> Task input:
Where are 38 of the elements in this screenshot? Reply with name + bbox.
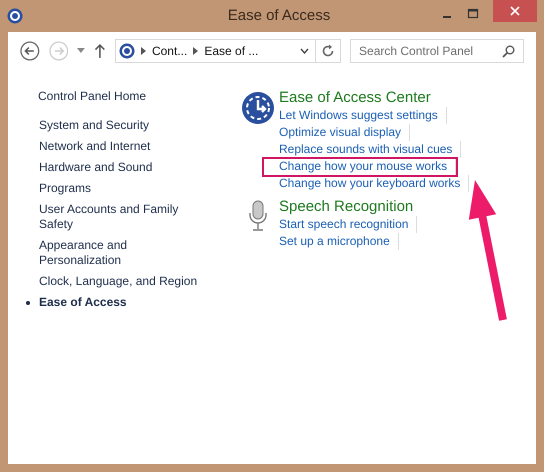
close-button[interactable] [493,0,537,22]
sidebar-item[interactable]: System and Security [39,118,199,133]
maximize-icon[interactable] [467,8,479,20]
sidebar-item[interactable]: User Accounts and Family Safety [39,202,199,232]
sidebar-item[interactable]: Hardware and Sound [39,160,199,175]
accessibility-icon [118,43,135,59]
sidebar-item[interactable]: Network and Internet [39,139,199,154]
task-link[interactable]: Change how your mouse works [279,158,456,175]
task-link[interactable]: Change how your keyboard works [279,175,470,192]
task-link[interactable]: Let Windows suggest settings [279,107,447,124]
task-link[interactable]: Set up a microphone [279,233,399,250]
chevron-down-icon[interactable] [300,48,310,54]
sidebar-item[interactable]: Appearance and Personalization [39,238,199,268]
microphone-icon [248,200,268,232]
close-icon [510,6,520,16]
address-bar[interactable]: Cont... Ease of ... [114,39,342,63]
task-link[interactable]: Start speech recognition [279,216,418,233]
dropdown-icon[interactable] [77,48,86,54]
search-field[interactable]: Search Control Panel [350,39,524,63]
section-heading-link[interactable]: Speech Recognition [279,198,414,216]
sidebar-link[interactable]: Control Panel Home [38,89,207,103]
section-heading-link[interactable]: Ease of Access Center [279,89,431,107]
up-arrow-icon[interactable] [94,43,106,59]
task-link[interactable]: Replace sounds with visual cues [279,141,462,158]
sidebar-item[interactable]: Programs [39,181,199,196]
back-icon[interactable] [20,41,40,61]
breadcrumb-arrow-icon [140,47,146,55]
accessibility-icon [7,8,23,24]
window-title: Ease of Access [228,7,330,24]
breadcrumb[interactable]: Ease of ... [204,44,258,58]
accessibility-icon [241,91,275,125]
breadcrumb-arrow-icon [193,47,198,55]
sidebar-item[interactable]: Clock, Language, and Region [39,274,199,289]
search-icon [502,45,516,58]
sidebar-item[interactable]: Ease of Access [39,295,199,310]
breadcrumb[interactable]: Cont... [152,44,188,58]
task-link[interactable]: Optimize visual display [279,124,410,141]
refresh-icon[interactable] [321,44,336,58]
...
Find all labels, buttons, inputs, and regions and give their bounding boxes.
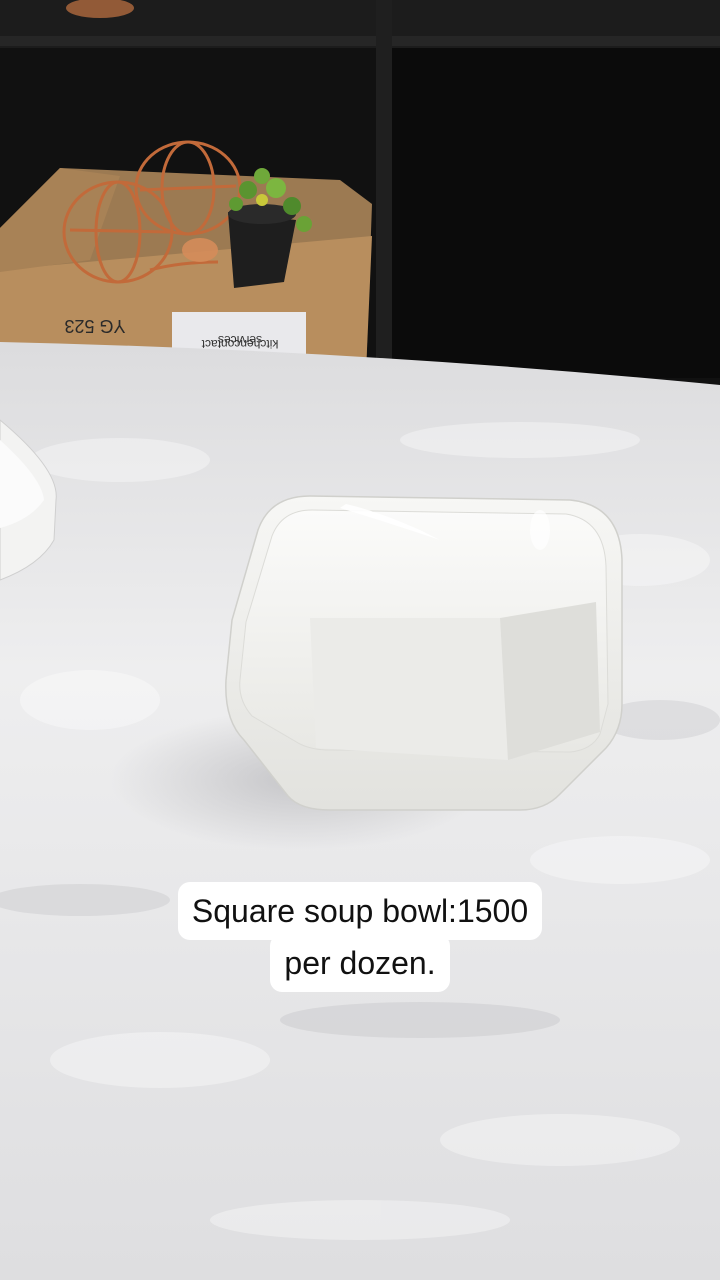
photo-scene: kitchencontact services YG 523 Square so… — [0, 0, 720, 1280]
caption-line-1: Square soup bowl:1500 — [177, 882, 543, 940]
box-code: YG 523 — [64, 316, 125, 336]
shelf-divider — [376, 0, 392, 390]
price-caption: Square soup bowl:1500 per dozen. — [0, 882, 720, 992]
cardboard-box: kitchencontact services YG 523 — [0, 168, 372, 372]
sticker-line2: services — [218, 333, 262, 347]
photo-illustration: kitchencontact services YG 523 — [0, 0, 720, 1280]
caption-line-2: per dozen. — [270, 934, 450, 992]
* * *
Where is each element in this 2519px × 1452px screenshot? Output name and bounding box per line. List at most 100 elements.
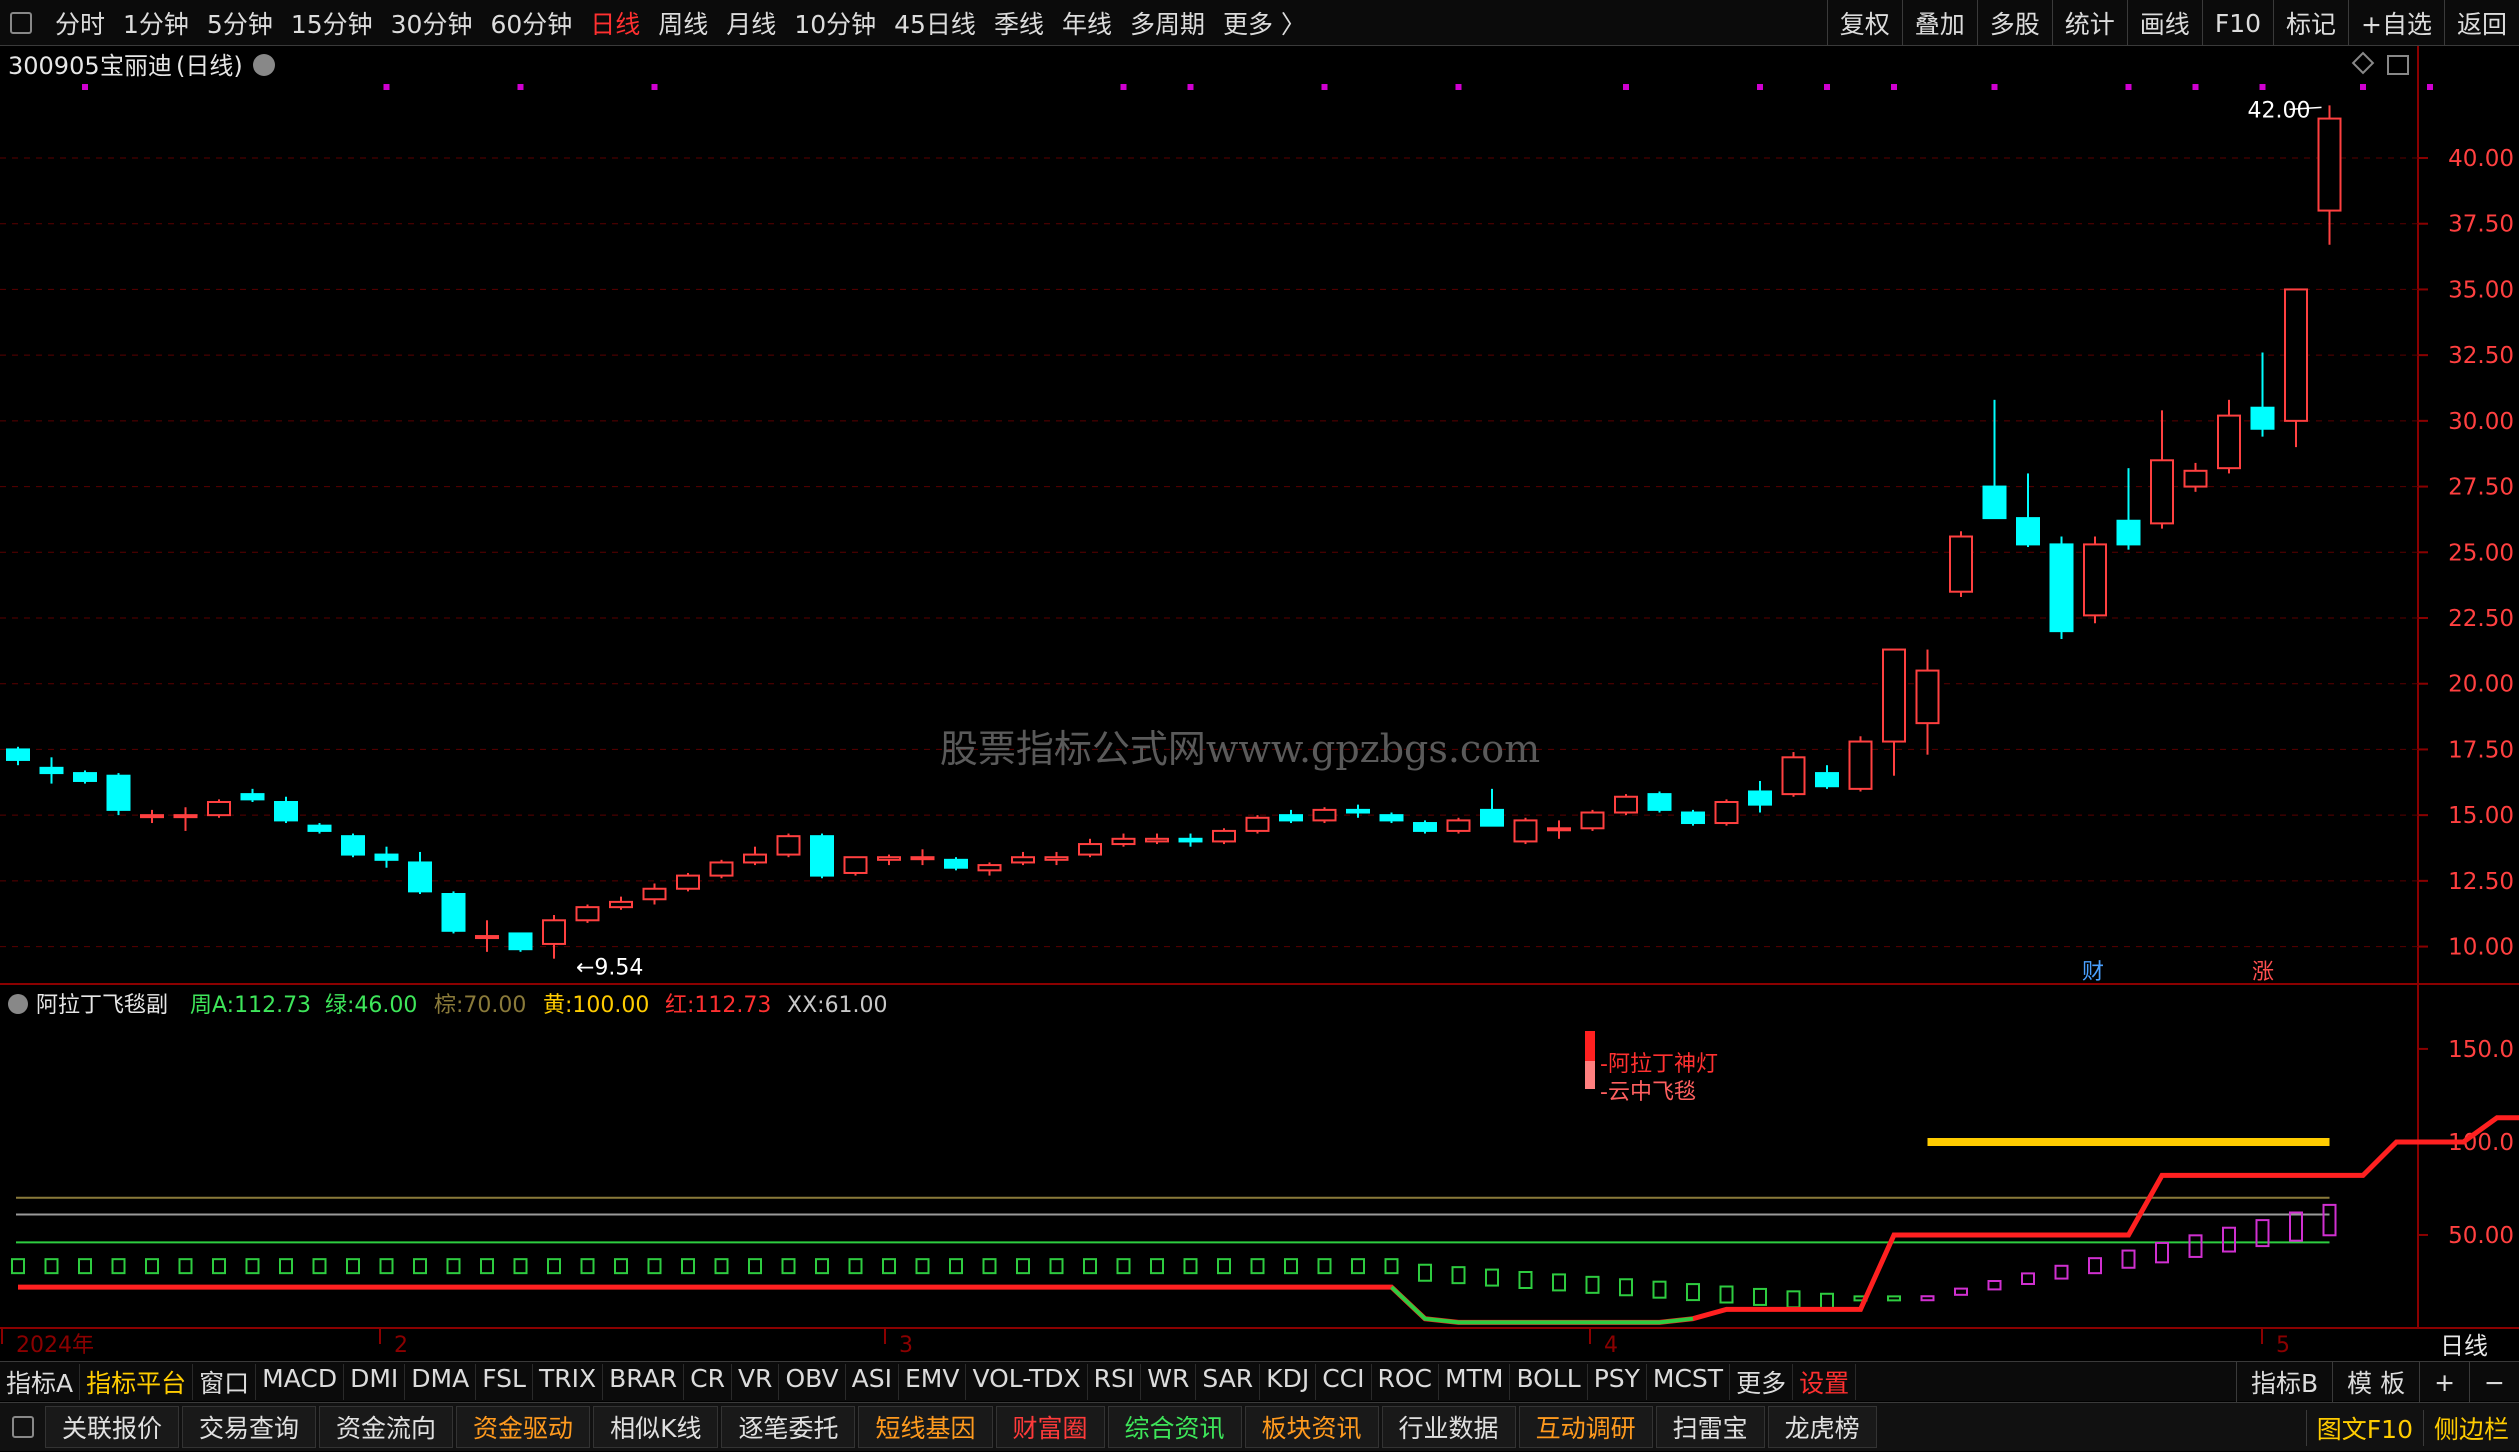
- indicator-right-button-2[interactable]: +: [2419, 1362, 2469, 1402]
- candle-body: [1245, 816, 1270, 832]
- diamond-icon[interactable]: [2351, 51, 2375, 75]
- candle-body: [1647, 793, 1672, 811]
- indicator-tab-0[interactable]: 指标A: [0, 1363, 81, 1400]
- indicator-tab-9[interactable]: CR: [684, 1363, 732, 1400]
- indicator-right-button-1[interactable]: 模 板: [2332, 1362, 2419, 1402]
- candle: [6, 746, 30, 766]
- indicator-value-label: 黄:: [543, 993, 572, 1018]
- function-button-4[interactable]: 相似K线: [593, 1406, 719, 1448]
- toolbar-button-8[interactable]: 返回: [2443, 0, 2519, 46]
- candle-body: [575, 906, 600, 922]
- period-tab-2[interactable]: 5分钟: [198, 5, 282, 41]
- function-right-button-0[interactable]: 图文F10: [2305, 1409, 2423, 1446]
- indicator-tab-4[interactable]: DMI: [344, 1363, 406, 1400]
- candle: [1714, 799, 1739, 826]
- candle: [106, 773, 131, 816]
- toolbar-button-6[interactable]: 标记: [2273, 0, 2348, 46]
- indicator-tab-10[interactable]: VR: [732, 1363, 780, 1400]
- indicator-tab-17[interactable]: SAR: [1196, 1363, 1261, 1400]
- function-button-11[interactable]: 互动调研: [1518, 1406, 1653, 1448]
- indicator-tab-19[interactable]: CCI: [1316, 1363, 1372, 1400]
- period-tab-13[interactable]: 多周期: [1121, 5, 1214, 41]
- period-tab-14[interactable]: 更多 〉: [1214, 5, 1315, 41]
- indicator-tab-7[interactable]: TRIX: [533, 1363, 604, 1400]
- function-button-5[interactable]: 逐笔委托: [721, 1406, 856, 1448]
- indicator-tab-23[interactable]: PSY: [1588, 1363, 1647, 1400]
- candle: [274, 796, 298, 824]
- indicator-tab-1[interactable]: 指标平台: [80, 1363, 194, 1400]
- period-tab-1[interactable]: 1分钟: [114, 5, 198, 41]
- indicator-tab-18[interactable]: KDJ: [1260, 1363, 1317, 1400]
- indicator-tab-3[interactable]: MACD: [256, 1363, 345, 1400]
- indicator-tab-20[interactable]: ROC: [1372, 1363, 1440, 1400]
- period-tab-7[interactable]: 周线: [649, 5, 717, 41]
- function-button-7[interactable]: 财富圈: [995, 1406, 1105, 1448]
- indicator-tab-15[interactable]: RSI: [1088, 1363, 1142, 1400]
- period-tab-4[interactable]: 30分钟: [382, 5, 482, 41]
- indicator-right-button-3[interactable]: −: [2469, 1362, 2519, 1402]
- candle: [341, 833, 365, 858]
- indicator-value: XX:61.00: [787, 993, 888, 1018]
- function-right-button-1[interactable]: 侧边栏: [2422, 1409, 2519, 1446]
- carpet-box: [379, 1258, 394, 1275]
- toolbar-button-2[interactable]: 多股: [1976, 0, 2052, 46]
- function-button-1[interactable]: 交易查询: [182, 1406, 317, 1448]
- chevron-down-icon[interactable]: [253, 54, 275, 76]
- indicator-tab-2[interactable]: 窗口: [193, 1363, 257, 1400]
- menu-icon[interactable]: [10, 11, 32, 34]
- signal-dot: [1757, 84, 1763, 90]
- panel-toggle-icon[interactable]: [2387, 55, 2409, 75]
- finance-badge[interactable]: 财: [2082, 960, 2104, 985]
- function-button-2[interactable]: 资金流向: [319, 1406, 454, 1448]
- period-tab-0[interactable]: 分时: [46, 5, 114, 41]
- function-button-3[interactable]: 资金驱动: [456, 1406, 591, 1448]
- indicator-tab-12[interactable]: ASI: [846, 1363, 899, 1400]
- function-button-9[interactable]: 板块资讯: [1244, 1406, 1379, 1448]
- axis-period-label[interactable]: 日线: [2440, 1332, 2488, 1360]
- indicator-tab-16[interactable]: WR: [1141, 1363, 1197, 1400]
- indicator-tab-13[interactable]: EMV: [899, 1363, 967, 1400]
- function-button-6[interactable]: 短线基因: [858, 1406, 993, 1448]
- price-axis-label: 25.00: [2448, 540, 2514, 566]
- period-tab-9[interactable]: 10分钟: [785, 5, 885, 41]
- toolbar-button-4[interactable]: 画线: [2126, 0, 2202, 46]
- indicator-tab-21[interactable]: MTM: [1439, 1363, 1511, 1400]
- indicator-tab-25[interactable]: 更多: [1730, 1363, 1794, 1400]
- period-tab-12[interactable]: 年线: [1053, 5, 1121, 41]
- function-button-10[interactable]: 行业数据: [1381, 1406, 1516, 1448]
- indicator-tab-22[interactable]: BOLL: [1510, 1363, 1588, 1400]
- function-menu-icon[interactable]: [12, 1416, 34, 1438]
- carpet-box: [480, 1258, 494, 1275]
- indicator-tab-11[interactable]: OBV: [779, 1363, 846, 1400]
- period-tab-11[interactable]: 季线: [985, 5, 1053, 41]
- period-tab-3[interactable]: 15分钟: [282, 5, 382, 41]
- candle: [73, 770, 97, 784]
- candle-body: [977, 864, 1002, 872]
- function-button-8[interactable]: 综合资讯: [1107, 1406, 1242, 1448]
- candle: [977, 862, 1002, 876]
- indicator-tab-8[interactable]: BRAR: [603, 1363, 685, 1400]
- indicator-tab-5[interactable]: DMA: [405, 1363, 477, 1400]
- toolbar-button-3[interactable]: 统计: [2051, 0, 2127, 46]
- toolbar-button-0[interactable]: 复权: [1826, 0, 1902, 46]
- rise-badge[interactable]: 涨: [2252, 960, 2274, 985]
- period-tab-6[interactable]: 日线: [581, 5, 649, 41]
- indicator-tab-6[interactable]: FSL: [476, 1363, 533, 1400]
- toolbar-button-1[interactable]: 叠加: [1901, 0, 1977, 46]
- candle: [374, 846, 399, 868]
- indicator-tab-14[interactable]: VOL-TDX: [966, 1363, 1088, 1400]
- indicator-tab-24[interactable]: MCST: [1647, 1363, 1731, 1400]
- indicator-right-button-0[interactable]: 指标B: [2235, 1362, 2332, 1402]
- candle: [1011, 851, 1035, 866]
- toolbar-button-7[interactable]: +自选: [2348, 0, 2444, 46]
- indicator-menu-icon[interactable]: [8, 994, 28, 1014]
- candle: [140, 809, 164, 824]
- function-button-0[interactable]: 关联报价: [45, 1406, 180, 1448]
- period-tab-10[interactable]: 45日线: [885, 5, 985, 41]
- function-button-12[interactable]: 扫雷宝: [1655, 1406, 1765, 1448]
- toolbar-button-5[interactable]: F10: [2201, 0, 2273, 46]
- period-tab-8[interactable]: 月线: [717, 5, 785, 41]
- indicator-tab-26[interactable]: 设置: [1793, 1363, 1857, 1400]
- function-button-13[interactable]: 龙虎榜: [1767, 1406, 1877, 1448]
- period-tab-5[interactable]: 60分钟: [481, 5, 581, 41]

> Instructions for the task: Gather each line of the records that contains the string "carpet". The match is case-sensitive.

> Worked solution:
- carpet-box: [379, 1258, 394, 1275]
- carpet-box: [480, 1258, 494, 1275]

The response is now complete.